-------- Listed entries --------

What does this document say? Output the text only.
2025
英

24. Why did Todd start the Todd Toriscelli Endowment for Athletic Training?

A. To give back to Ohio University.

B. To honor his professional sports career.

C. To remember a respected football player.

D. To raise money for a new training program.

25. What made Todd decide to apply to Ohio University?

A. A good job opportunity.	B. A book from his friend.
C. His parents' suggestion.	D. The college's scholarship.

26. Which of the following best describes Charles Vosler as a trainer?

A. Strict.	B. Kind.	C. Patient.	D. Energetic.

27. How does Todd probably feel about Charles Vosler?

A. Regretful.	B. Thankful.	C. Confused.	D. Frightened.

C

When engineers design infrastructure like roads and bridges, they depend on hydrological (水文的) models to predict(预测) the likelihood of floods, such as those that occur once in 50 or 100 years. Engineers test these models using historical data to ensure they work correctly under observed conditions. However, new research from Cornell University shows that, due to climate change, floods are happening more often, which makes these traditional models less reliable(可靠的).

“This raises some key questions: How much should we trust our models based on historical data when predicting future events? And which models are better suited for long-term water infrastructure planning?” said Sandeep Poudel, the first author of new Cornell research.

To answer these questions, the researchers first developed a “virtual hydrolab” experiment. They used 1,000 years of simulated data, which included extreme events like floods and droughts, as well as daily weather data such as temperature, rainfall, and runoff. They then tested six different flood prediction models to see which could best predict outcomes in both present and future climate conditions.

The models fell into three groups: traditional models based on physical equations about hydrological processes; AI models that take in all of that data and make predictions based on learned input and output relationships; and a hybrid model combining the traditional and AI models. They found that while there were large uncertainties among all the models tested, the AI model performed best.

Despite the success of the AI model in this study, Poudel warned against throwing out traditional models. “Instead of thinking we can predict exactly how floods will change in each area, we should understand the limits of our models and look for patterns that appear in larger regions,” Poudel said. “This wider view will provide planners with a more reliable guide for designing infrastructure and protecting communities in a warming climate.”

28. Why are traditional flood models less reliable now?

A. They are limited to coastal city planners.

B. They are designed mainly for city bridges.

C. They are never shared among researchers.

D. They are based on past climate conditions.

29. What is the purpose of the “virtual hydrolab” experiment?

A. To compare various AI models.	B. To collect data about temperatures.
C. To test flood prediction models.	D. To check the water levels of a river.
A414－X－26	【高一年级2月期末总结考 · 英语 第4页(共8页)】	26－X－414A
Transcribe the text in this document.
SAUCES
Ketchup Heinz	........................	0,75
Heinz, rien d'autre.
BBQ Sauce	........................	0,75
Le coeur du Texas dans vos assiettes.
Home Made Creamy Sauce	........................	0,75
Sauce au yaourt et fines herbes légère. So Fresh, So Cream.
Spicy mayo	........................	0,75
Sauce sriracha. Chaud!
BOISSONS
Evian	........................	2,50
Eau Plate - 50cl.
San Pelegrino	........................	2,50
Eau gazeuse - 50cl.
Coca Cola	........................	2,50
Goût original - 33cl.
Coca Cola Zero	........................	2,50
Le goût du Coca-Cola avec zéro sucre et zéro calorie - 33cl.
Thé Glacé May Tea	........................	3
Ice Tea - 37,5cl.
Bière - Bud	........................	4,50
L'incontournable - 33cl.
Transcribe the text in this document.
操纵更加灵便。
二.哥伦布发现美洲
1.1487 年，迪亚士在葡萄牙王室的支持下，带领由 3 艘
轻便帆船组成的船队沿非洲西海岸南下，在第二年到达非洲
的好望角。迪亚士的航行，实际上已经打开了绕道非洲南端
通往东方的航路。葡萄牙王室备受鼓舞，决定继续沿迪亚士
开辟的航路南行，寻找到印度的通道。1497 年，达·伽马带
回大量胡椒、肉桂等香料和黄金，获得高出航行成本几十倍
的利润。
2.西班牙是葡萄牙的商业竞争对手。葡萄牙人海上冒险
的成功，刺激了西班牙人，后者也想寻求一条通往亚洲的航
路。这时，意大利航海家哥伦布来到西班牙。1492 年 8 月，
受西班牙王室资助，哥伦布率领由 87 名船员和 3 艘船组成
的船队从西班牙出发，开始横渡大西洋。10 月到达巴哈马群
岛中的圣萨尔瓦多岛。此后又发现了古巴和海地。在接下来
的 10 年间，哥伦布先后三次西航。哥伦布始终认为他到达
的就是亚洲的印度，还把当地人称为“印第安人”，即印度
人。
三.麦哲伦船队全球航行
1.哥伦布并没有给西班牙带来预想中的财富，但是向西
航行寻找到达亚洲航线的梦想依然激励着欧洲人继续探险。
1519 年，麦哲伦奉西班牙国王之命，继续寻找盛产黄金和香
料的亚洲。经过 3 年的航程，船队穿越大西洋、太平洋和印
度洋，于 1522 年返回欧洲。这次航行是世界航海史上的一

--------

Write out the full listing exactly as given.

Correct result –
What does this document say? Output the text only.
2025
英

24. Why did Todd start the Todd Toriscelli Endowment for Athletic Training?

A. To give back to Ohio University.

B. To honor his professional sports career.

C. To remember a respected football player.

D. To raise money for a new training program.

25. What made Todd decide to apply to Ohio University?

A. A good job opportunity.	B. A book from his friend.
C. His parents' suggestion.	D. The college's scholarship.

26. Which of the following best describes Charles Vosler as a trainer?

A. Strict.	B. Kind.	C. Patient.	D. Energetic.

27. How does Todd probably feel about Charles Vosler?

A. Regretful.	B. Thankful.	C. Confused.	D. Frightened.

C

When engineers design infrastructure like roads and bridges, they depend on hydrological (水文的) models to predict(预测) the likelihood of floods, such as those that occur once in 50 or 100 years. Engineers test these models using historical data to ensure they work correctly under observed conditions. However, new research from Cornell University shows that, due to climate change, floods are happening more often, which makes these traditional models less reliable(可靠的).

“This raises some key questions: How much should we trust our models based on historical data when predicting future events? And which models are better suited for long-term water infrastructure planning?” said Sandeep Poudel, the first author of new Cornell research.

To answer these questions, the researchers first developed a “virtual hydrolab” experiment. They used 1,000 years of simulated data, which included extreme events like floods and droughts, as well as daily weather data such as temperature, rainfall, and runoff. They then tested six different flood prediction models to see which could best predict outcomes in both present and future climate conditions.

The models fell into three groups: traditional models based on physical equations about hydrological processes; AI models that take in all of that data and make predictions based on learned input and output relationships; and a hybrid model combining the traditional and AI models. They found that while there were large uncertainties among all the models tested, the AI model performed best.

Despite the success of the AI model in this study, Poudel warned against throwing out traditional models. “Instead of thinking we can predict exactly how floods will change in each area, we should understand the limits of our models and look for patterns that appear in larger regions,” Poudel said. “This wider view will provide planners with a more reliable guide for designing infrastructure and protecting communities in a warming climate.”

28. Why are traditional flood models less reliable now?

A. They are limited to coastal city planners.

B. They are designed mainly for city bridges.

C. They are never shared among researchers.

D. They are based on past climate conditions.

29. What is the purpose of the “virtual hydrolab” experiment?

A. To compare various AI models.	B. To collect data about temperatures.
C. To test flood prediction models.	D. To check the water levels of a river.
A414－X－26	【高一年级2月期末总结考 · 英语 第4页(共8页)】	26－X－414A
Transcribe the text in this document.
SAUCES
Ketchup Heinz	........................	0,75
Heinz, rien d'autre.
BBQ Sauce	........................	0,75
Le coeur du Texas dans vos assiettes.
Home Made Creamy Sauce	........................	0,75
Sauce au yaourt et fines herbes légère. So Fresh, So Cream.
Spicy mayo	........................	0,75
Sauce sriracha. Chaud!
BOISSONS
Evian	........................	2,50
Eau Plate - 50cl.
San Pelegrino	........................	2,50
Eau gazeuse - 50cl.
Coca Cola	........................	2,50
Goût original - 33cl.
Coca Cola Zero	........................	2,50
Le goût du Coca-Cola avec zéro sucre et zéro calorie - 33cl.
Thé Glacé May Tea	........................	3
Ice Tea - 37,5cl.
Bière - Bud	........................	4,50
L'incontournable - 33cl.
Transcribe the text in this document.
操纵更加灵便。
二.哥伦布发现美洲
1.1487 年，迪亚士在葡萄牙王室的支持下，带领由 3 艘
轻便帆船组成的船队沿非洲西海岸南下，在第二年到达非洲
的好望角。迪亚士的航行，实际上已经打开了绕道非洲南端
通往东方的航路。葡萄牙王室备受鼓舞，决定继续沿迪亚士
开辟的航路南行，寻找到印度的通道。1497 年，达·伽马带
回大量胡椒、肉桂等香料和黄金，获得高出航行成本几十倍
的利润。
2.西班牙是葡萄牙的商业竞争对手。葡萄牙人海上冒险
的成功，刺激了西班牙人，后者也想寻求一条通往亚洲的航
路。这时，意大利航海家哥伦布来到西班牙。1492 年 8 月，
受西班牙王室资助，哥伦布率领由 87 名船员和 3 艘船组成
的船队从西班牙出发，开始横渡大西洋。10 月到达巴哈马群
岛中的圣萨尔瓦多岛。此后又发现了古巴和海地。在接下来
的 10 年间，哥伦布先后三次西航。哥伦布始终认为他到达
的就是亚洲的印度，还把当地人称为“印第安人”，即印度
人。
三.麦哲伦船队全球航行
1.哥伦布并没有给西班牙带来预想中的财富，但是向西
航行寻找到达亚洲航线的梦想依然激励着欧洲人继续探险。
1519 年，麦哲伦奉西班牙国王之命，继续寻找盛产黄金和香
料的亚洲。经过 3 年的航程，船队穿越大西洋、太平洋和印
度洋，于 1522 年返回欧洲。这次航行是世界航海史上的一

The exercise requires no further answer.